## BEGIN TEXT SEGMENT
There are some differences between kernel.org and Debian in the config,
I've put the config diff bug-1012210-kernel-config-changes.patch in the
attached tar.xz.
This kernel also boots successful.

I think the problem is introduced by a Debian patch which handles the
config
   CONFIG_INTEL_IOMMU_DEFAULT_ON_INTGPU_OFF=y
because this is not available in kernel.org 5.10.113.

And the Debian kernel
   linux-image-5.10.0-14-amd64           5.10.113-1
boots successful when I set the boot option
   intel_iommu=on,igfx_off
which is only needed with the Debian kernel and not any version from
kernel.org.

In the boot log of Debian kernel are the additional lines
[    0.050433] DMAR: IOMMU enabled
[    0.050434] DMAR: Disable GFX device mapping
...
[    1.373598] DMAR: No ATSR found
[    1.373721] DMAR: dmar2: Using Register based invalidation
[    1.373767] DMAR: dmar0: Using Register based invalidation
[    1.373810] DMAR: dmar3: Using Register based invalidation
...
[    1.391563] DMAR: Intel(R) Virtualization Technology for Directed I/O

The kernel boot logs
   dmesg-5.10.113.txt (kernel.org without any boot options)
   dmesg-5.10.0-14-amd64.txt (Debian with boot option
intel_iommu=on,igfx_off)
are also in the attached tar.xz.

In the patches


https://salsa.debian.org/kernel-team/linux/-/blob/bullseye-security/debian/patches/features/x86/intel-iommu-add-kconfig-option-to-exclude-igpu-by-default.patch

https://salsa.debian.org/kernel-team/linux/-/blob/bullseye-security/debian/patches/features/x86/intel-iommu-add-option-to-exclude-integrated-gpu-only.patch

there is introduced the kernel config option
   INTEL_IOMMU_DEFAULT_ON_INTGPU_OFF
but it is not handled anywhere in the code.
## END TEXT SEGMENT
* _PROMPT_
In the kernel report, what boot option lets the Debian kernel 5.10.0-14-amd64 boot successfully? Rely only on the kernel report above.
## BEGIN PROVIDED INFORMATION
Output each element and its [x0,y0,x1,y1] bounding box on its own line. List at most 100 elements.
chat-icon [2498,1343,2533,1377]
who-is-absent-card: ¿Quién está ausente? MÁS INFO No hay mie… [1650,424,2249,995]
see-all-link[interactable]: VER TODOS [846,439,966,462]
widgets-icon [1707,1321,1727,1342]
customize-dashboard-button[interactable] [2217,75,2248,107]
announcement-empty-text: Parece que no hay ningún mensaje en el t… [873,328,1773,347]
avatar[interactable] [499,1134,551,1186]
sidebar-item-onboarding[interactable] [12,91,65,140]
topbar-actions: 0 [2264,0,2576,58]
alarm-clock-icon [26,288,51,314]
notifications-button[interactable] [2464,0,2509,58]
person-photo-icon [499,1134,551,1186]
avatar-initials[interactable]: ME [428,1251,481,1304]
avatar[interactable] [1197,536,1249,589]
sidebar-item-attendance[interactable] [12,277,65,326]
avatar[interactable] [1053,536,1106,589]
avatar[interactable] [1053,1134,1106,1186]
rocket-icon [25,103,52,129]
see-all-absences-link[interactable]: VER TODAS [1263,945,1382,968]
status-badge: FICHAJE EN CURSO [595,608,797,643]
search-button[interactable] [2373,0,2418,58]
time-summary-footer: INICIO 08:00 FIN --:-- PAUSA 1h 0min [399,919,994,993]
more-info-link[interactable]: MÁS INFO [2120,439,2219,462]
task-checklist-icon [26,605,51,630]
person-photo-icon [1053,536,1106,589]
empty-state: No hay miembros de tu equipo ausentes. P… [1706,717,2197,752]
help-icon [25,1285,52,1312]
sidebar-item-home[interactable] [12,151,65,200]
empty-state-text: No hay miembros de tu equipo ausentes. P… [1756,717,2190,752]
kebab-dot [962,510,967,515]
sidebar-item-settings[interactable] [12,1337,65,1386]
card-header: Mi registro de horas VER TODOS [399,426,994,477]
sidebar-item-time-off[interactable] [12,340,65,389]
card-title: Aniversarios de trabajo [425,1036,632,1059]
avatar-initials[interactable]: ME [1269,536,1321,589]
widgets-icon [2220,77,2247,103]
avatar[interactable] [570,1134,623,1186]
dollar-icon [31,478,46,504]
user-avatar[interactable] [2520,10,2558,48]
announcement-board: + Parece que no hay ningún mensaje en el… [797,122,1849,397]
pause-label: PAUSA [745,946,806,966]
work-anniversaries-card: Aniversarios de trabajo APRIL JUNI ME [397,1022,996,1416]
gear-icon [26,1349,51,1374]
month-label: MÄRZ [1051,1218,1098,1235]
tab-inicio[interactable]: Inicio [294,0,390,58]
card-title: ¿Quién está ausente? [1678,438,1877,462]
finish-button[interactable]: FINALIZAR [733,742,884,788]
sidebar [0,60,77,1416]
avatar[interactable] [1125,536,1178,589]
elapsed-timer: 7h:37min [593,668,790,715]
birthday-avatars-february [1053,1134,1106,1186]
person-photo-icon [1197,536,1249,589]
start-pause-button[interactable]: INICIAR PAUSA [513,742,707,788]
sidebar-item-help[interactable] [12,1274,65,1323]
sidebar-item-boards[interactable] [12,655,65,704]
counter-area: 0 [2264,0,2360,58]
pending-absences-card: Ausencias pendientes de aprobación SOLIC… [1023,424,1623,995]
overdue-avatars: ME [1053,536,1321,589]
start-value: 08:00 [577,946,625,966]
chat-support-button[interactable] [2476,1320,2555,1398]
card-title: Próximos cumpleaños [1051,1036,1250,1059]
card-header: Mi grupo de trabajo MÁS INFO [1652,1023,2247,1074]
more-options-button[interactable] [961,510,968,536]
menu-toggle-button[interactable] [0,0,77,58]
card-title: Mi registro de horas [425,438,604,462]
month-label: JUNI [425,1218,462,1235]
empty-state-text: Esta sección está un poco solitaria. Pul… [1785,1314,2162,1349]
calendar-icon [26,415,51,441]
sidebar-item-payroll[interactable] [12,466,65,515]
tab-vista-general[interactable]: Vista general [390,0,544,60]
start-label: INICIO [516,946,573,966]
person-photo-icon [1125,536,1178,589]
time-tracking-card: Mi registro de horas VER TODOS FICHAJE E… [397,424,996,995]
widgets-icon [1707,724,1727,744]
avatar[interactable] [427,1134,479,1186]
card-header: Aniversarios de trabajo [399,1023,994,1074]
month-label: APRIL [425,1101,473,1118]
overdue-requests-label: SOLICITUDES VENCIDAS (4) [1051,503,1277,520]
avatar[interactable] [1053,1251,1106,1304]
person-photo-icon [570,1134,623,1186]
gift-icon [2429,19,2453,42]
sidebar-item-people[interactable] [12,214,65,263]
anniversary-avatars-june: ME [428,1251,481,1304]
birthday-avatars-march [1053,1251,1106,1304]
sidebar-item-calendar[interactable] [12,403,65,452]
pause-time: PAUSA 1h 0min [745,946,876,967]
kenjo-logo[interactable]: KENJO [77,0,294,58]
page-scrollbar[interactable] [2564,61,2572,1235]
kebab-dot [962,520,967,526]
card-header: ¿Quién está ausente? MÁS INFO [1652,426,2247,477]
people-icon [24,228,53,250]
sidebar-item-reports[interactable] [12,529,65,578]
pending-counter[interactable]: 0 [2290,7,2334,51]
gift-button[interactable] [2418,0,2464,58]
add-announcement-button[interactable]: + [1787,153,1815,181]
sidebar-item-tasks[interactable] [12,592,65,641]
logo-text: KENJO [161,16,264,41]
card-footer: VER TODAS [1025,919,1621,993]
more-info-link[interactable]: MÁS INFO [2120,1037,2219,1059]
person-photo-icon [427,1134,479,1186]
## END PROVIDED INFORMATION
* _THE RESULT_
intel_iommu=on,igfx_off